:: Try it ::
The reply should hold nothing except the lines from the one with "Give me a plain-text" through the end of the entries, duplicated exactly and with no pictures.

:: Records shown ::

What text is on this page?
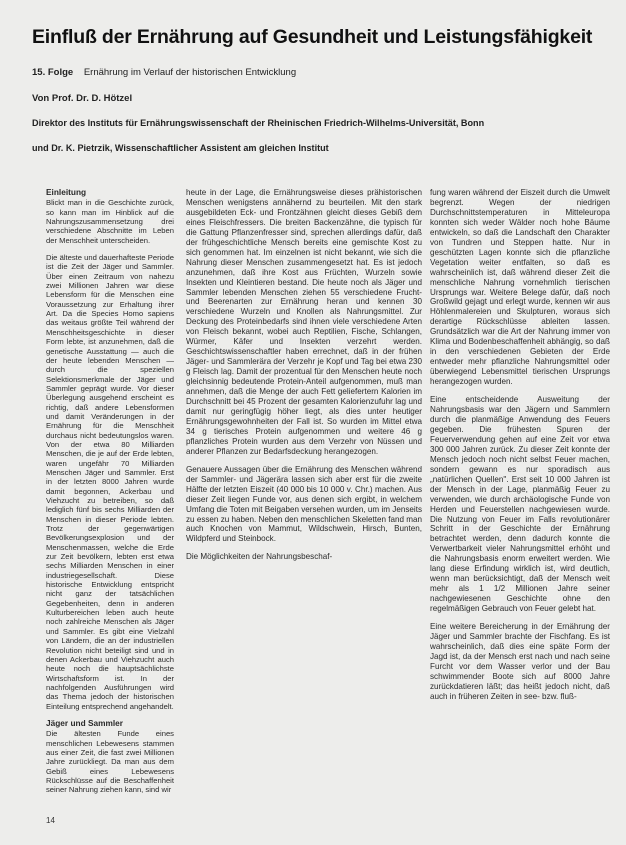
Einfluß der Ernährung auf Gesundheit und Leistungsfähigkeit
15. Folge Ernährung im Verlauf der historischen Entwicklung
Von Prof. Dr. D. Hötzel
Direktor des Instituts für Ernährungswissenschaft der Rheinischen Friedrich-Wilhelms-Universität, Bonn
und Dr. K. Pietrzik, Wissenschaftlicher Assistent am gleichen Institut
Einleitung

Blickt man in die Geschichte zurück, so kann man im Hinblick auf die Nahrungszusammensetzung drei verschiedene Abschnitte im Leben der Menschheit unterscheiden.

Die älteste und dauerhafteste Periode ist die Zeit der Jäger und Sammler. Über einen Zeitraum von nahezu zwei Millionen Jahren war diese Lebensform für die Menschen eine Voraussetzung zur Erhaltung ihrer Art. Da die Species Homo sapiens das weitaus größte Teil während der Menschheitsgeschichte in dieser Form lebte, ist anzunehmen, daß die genetische Ausstattung — auch die der heute lebenden Menschen — durch die speziellen Selektionsmerkmale der Jäger und Sammler geprägt wurde. Vor dieser Überlegung ausgehend erscheint es richtig, daß andere Lebensformen und damit Veränderungen in der Ernährung für die Menschheit durchaus nicht bedeutungslos waren. Von der etwa 80 Milliarden Menschen, die je auf der Erde lebten, waren ungefähr 70 Milliarden Menschen Jäger und Sammler. Erst in der letzten 8000 Jahren wurde damit begonnen, Ackerbau und Viehzucht zu betreiben, so daß lediglich fünf bis sechs Milliarden der Menschen in dieser Periode lebten. Trotz der gegenwärtigen Bevölkerungsexplosion und der Menschenmassen, welche die Erde zur Zeit bevölkern, lebten erst etwa sechs Milliarden Menschen in einer industriegesellschaft. Diese historische Entwicklung entspricht nicht ganz der tatsächlichen Gegebenheiten, denn in anderen Kulturbereichen leben auch heute noch zahlreiche Menschen als Jäger und Sammler. Es gibt eine Vielzahl von Ländern, die an der industriellen Revolution nicht beteiligt sind und in denen Ackerbau und Viehzucht auch heute noch die hauptsächlichste Wirtschaftsform ist. In der nachfolgenden Ausführungen wird das Thema jedoch der historischen Einteilung entsprechend angehandelt.

Jäger und Sammler

Die ältesten Funde eines menschlichen Lebewesens stammen aus einer Zeit, die fast zwei Millionen Jahre zurückliegt. Da man aus dem Gebiß eines Lebewesens Rückschlüsse auf die Beschaffenheit seiner Nahrung ziehen kann, sind wir

heute in der Lage, die Ernährungsweise dieses prähistorischen Menschen wenigstens annähernd zu beurteilen. Mit den stark ausgebildeten Eck- und Frontzähnen gleicht dieses Gebiß dem eines Fleischfressers. Die breiten Backenzähne, die typisch für die Gattung Pflanzenfresser sind, sprechen allerdings dafür, daß der frühgeschichtliche Mensch bereits eine gemischte Kost zu sich genommen hat. Im einzelnen ist nicht bekannt, wie sich die Nahrung dieser Menschen zusammengesetzt hat. Es ist jedoch anzunehmen, daß ihre Kost aus Früchten, Wurzeln sowie Insekten und Kleintieren bestand. Die heute noch als Jäger und Sammler lebenden Menschen ziehen 55 verschiedene Frucht- und Beerenarten zur Ernährung heran und kennen 30 verschiedene Wurzeln und Knollen als Nahrungsmittel. Zur Deckung des Proteinbedarfs sind ihnen viele verschiedene Arten von Fleisch bekannt, wobei auch Reptilien, Fische, Schlangen, Würmer, Käfer und Insekten verzehrt werden. Geschichtswissenschaftler haben errechnet, daß in der frühen Jäger- und Sammlerära der Verzehr je Kopf und Tag bei etwa 230 g Fleisch lag. Damit der prozentual für den Menschen heute noch gleichsinnig bedeutende Protein-Anteil aufgenommen, muß man annehmen, daß die Menge der auch Fett geliefertern Kalorien im Durchschnitt bei 45 Prozent der gesamten Kalorienzufuhr lag und damit nur geringfügig höher liegt, als dies unter heutiger Ernährungsgewohnheiten der Fall ist. So wurden im Mittel etwa 34 g tierisches Protein aufgenommen und weitere 46 g pflanzliches Protein wurden aus dem Verzehr von Nüssen und anderer Pflanzen zur Bedarfsdeckung herangezogen.

Genauere Aussagen über die Ernährung des Menschen während der Sammler- und Jägerära lassen sich aber erst für die zweite Hälfte der letzten Eiszeit (40 000 bis 10 000 v. Chr.) machen. Aus dieser Zeit liegen Funde vor, aus denen sich ergibt, in welchem Umfang die Toten mit Beigaben versehen wurden, um im Jenseits zu essen zu haben. Neben den menschlichen Skeletten fand man auch Knochen von Mammut, Wildschwein, Hirsch, Bunten, Wildpferd und Steinbock.

Die Möglichkeiten der Nahrungsbeschaf-

fung waren während der Eiszeit durch die Umwelt begrenzt. Wegen der niedrigen Durchschnittstemperaturen in Mitteleuropa konnten sich weder Wälder noch hohe Bäume entwickeln, so daß die Landschaft den Charakter von Tundren und Steppen hatte. Nur in geschützten Lagen konnte sich die pflanzliche Vegetation weiter entfalten, so daß es wahrscheinlich ist, daß während dieser Zeit die menschliche Nahrung vornehmlich tierischen Ursprungs war. Weitere Belege dafür, daß noch Großwild gejagt und erlegt wurde, kennen wir aus Höhlenmalereien und Skulpturen, woraus sich derartige Rückschlüsse ableiten lassen. Grundsätzlich war die Art der Nahrung immer von Klima und Bodenbeschaffenheit abhängig, so daß in den verschiedenen Gebieten der Erde entweder mehr pflanzliche Nahrungsmittel oder überwiegend Lebensmittel tierischen Ursprungs herangezogen wurden.

Eine entscheidende Ausweitung der Nahrungsbasis war den Jägern und Sammlern durch die planmäßige Anwendung des Feuers gegeben. Die frühesten Spuren der Feuerverwendung gehen auf eine Zeit vor etwa 300 000 Jahren zurück. Zu dieser Zeit konnte der Mensch jedoch noch nicht selbst Feuer machen, sondern gewann es nur sporadisch aus „natürlichen Quellen". Erst seit 10 000 Jahren ist der Mensch in der Lage, planmäßig Feuer zu verwenden, wie durch archäologische Funde von Herden und Feuerstellen nachgewiesen wurde. Die Nutzung von Feuer im Falls revolutionärer Schritt in der Geschichte der Ernährung betrachtet werden, denn dadurch konnte die Verwertbarkeit vieler Nahrungsmittel erhöht und die Nahrungsbasis enorm erweitert werden. Wie lang diese Erfindung wirklich ist, wird deutlich, wenn man berücksichtigt, daß der Mensch weit mehr als 1 1/2 Millionen Jahre seiner nachgewiesenen Geschichte ohne den regelmäßigen Gebrauch von Feuer gelebt hat.

Eine weitere Bereicherung in der Ernährung der Jäger und Sammler brachte der Fischfang. Es ist wahrscheinlich, daß dies eine späte Form der Jagd ist, da der Mensch erst nach und nach seine Furcht vor dem Wasser verlor und der Bau schwimmender Boote sich auf 8000 Jahre zurückdatieren läßt; das heißt jedoch nicht, daß auch in früheren Zeiten in see- bzw. fluß-

14
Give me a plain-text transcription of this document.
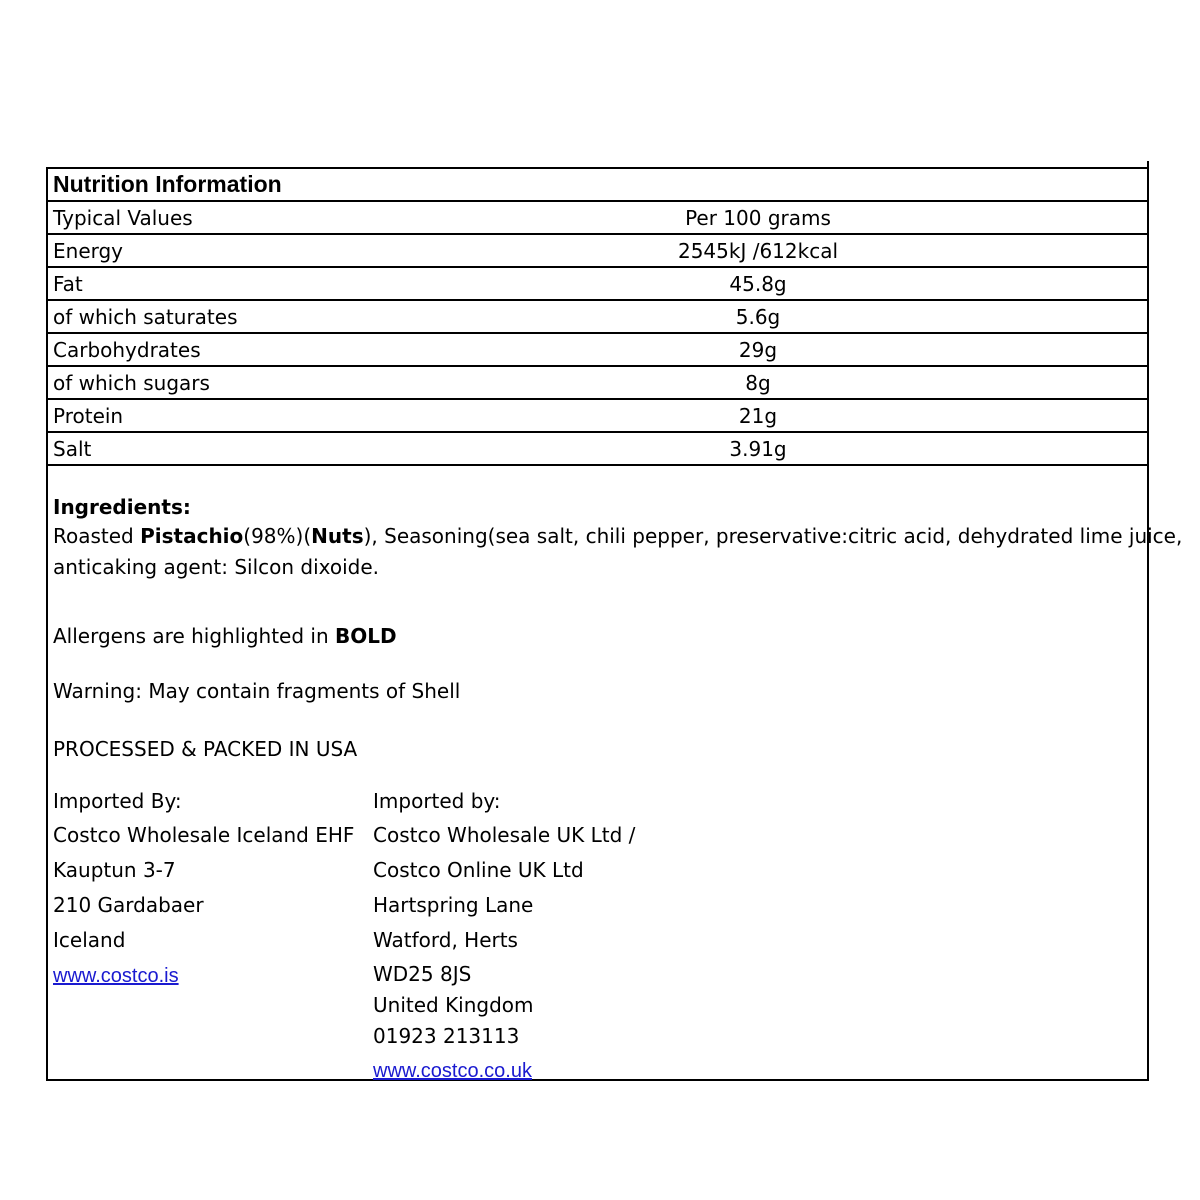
Nutrition Information
Typical Values	Per 100 grams
Energy	2545kJ /612kcal
Fat	45.8g
of which saturates	5.6g
Carbohydrates	29g
of which sugars	8g
Protein	21g
Salt	3.91g
Ingredients:
Roasted Pistachio(98%)(Nuts), Seasoning(sea salt, chili pepper, preservative:citric acid, dehydrated lime juice,
anticaking agent: Silcon dixoide.
Allergens are highlighted in BOLD
Warning: May contain fragments of Shell
PROCESSED & PACKED IN USA
Imported By:
Costco Wholesale Iceland EHF
Kauptun 3-7
210 Gardabaer
Iceland
www.costco.is
Imported by:
Costco Wholesale UK Ltd /
Costco Online UK Ltd
Hartspring Lane
Watford, Herts
WD25 8JS
United Kingdom
01923 213113
www.costco.co.uk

:: Exercise result ::
Give me a plain-text transcription of this document.
Nutrition Information
Typical Values	Per 100 grams
Energy	2545kJ /612kcal
Fat	45.8g
of which saturates	5.6g
Carbohydrates	29g
of which sugars	8g
Protein	21g
Salt	3.91g
Ingredients:
Roasted Pistachio(98%)(Nuts), Seasoning(sea salt, chili pepper, preservative:citric acid, dehydrated lime juice,
anticaking agent: Silcon dixoide.
Allergens are highlighted in BOLD
Warning: May contain fragments of Shell
PROCESSED & PACKED IN USA
Imported By:
Costco Wholesale Iceland EHF
Kauptun 3-7
210 Gardabaer
Iceland
www.costco.is
Imported by:
Costco Wholesale UK Ltd /
Costco Online UK Ltd
Hartspring Lane
Watford, Herts
WD25 8JS
United Kingdom
01923 213113
www.costco.co.uk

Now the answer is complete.